- **Stated exercise**
Print the complete set of entries exactly.

- **Items**
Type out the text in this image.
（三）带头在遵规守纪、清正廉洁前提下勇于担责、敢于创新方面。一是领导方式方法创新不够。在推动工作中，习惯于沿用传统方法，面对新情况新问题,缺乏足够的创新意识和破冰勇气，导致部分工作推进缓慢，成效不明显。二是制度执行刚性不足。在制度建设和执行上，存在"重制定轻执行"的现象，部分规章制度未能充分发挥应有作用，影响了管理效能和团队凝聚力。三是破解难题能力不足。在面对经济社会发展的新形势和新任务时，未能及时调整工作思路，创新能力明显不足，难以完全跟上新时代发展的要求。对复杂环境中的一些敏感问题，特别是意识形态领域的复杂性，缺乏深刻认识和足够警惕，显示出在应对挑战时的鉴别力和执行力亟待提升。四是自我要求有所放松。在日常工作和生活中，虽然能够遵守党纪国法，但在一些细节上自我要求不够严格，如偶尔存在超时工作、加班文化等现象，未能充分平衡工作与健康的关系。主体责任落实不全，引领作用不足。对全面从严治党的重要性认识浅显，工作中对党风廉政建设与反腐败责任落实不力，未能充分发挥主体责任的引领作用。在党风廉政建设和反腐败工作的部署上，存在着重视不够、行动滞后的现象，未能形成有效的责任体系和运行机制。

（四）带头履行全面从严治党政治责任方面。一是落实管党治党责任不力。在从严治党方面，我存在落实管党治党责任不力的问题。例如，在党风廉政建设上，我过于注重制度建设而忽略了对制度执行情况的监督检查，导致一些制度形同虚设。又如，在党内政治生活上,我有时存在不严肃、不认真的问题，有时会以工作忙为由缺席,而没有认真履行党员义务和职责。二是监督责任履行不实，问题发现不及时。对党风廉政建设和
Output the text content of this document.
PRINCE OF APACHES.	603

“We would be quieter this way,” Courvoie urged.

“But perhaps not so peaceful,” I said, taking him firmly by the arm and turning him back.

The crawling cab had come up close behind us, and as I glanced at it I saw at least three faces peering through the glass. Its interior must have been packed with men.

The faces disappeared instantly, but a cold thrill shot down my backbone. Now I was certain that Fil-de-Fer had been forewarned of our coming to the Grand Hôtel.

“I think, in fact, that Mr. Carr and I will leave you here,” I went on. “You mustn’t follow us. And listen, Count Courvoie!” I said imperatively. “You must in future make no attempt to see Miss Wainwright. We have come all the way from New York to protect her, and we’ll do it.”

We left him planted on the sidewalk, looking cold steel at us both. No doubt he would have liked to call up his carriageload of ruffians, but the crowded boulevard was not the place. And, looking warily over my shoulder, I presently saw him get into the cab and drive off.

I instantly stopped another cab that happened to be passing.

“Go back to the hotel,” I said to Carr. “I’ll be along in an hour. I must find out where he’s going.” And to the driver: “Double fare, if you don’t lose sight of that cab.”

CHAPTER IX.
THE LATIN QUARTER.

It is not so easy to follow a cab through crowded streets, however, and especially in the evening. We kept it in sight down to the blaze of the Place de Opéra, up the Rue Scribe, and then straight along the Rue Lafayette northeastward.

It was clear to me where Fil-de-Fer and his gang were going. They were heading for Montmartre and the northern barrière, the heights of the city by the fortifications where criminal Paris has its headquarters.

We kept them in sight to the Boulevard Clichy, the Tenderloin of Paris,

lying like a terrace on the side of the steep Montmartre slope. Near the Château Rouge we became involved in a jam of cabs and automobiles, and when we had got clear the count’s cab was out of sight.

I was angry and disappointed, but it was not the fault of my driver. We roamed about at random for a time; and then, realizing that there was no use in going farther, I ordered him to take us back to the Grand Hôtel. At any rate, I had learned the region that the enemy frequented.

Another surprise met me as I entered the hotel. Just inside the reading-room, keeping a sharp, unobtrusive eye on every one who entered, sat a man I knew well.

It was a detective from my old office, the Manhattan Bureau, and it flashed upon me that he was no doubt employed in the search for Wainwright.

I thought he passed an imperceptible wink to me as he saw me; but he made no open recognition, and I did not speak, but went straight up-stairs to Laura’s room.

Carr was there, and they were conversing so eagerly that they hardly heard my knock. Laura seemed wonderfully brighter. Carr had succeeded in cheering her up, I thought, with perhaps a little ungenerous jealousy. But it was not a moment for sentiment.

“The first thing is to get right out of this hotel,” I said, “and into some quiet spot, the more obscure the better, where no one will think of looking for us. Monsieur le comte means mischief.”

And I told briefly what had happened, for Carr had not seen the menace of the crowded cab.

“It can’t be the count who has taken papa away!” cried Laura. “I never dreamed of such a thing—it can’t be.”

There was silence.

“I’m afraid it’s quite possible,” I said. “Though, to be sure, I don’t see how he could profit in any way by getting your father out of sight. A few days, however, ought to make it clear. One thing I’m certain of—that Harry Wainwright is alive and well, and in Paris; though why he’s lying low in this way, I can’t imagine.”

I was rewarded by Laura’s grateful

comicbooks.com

- **Reply**
Type out the text in this image.
（三）带头在遵规守纪、清正廉洁前提下勇于担责、敢于创新方面。一是领导方式方法创新不够。在推动工作中，习惯于沿用传统方法，面对新情况新问题,缺乏足够的创新意识和破冰勇气，导致部分工作推进缓慢，成效不明显。二是制度执行刚性不足。在制度建设和执行上，存在"重制定轻执行"的现象，部分规章制度未能充分发挥应有作用，影响了管理效能和团队凝聚力。三是破解难题能力不足。在面对经济社会发展的新形势和新任务时，未能及时调整工作思路，创新能力明显不足，难以完全跟上新时代发展的要求。对复杂环境中的一些敏感问题，特别是意识形态领域的复杂性，缺乏深刻认识和足够警惕，显示出在应对挑战时的鉴别力和执行力亟待提升。四是自我要求有所放松。在日常工作和生活中，虽然能够遵守党纪国法，但在一些细节上自我要求不够严格，如偶尔存在超时工作、加班文化等现象，未能充分平衡工作与健康的关系。主体责任落实不全，引领作用不足。对全面从严治党的重要性认识浅显，工作中对党风廉政建设与反腐败责任落实不力，未能充分发挥主体责任的引领作用。在党风廉政建设和反腐败工作的部署上，存在着重视不够、行动滞后的现象，未能形成有效的责任体系和运行机制。

（四）带头履行全面从严治党政治责任方面。一是落实管党治党责任不力。在从严治党方面，我存在落实管党治党责任不力的问题。例如，在党风廉政建设上，我过于注重制度建设而忽略了对制度执行情况的监督检查，导致一些制度形同虚设。又如，在党内政治生活上,我有时存在不严肃、不认真的问题，有时会以工作忙为由缺席,而没有认真履行党员义务和职责。二是监督责任履行不实，问题发现不及时。对党风廉政建设和
Output the text content of this document.
PRINCE OF APACHES.	603

“We would be quieter this way,” Courvoie urged.

“But perhaps not so peaceful,” I said, taking him firmly by the arm and turning him back.

The crawling cab had come up close behind us, and as I glanced at it I saw at least three faces peering through the glass. Its interior must have been packed with men.

The faces disappeared instantly, but a cold thrill shot down my backbone. Now I was certain that Fil-de-Fer had been forewarned of our coming to the Grand Hôtel.

“I think, in fact, that Mr. Carr and I will leave you here,” I went on. “You mustn’t follow us. And listen, Count Courvoie!” I said imperatively. “You must in future make no attempt to see Miss Wainwright. We have come all the way from New York to protect her, and we’ll do it.”

We left him planted on the sidewalk, looking cold steel at us both. No doubt he would have liked to call up his carriageload of ruffians, but the crowded boulevard was not the place. And, looking warily over my shoulder, I presently saw him get into the cab and drive off.

I instantly stopped another cab that happened to be passing.

“Go back to the hotel,” I said to Carr. “I’ll be along in an hour. I must find out where he’s going.” And to the driver: “Double fare, if you don’t lose sight of that cab.”

CHAPTER IX.
THE LATIN QUARTER.

It is not so easy to follow a cab through crowded streets, however, and especially in the evening. We kept it in sight down to the blaze of the Place de Opéra, up the Rue Scribe, and then straight along the Rue Lafayette northeastward.

It was clear to me where Fil-de-Fer and his gang were going. They were heading for Montmartre and the northern barrière, the heights of the city by the fortifications where criminal Paris has its headquarters.

We kept them in sight to the Boulevard Clichy, the Tenderloin of Paris,

lying like a terrace on the side of the steep Montmartre slope. Near the Château Rouge we became involved in a jam of cabs and automobiles, and when we had got clear the count’s cab was out of sight.

I was angry and disappointed, but it was not the fault of my driver. We roamed about at random for a time; and then, realizing that there was no use in going farther, I ordered him to take us back to the Grand Hôtel. At any rate, I had learned the region that the enemy frequented.

Another surprise met me as I entered the hotel. Just inside the reading-room, keeping a sharp, unobtrusive eye on every one who entered, sat a man I knew well.

It was a detective from my old office, the Manhattan Bureau, and it flashed upon me that he was no doubt employed in the search for Wainwright.

I thought he passed an imperceptible wink to me as he saw me; but he made no open recognition, and I did not speak, but went straight up-stairs to Laura’s room.

Carr was there, and they were conversing so eagerly that they hardly heard my knock. Laura seemed wonderfully brighter. Carr had succeeded in cheering her up, I thought, with perhaps a little ungenerous jealousy. But it was not a moment for sentiment.

“The first thing is to get right out of this hotel,” I said, “and into some quiet spot, the more obscure the better, where no one will think of looking for us. Monsieur le comte means mischief.”

And I told briefly what had happened, for Carr had not seen the menace of the crowded cab.

“It can’t be the count who has taken papa away!” cried Laura. “I never dreamed of such a thing—it can’t be.”

There was silence.

“I’m afraid it’s quite possible,” I said. “Though, to be sure, I don’t see how he could profit in any way by getting your father out of sight. A few days, however, ought to make it clear. One thing I’m certain of—that Harry Wainwright is alive and well, and in Paris; though why he’s lying low in this way, I can’t imagine.”

I was rewarded by Laura’s grateful

comicbooks.com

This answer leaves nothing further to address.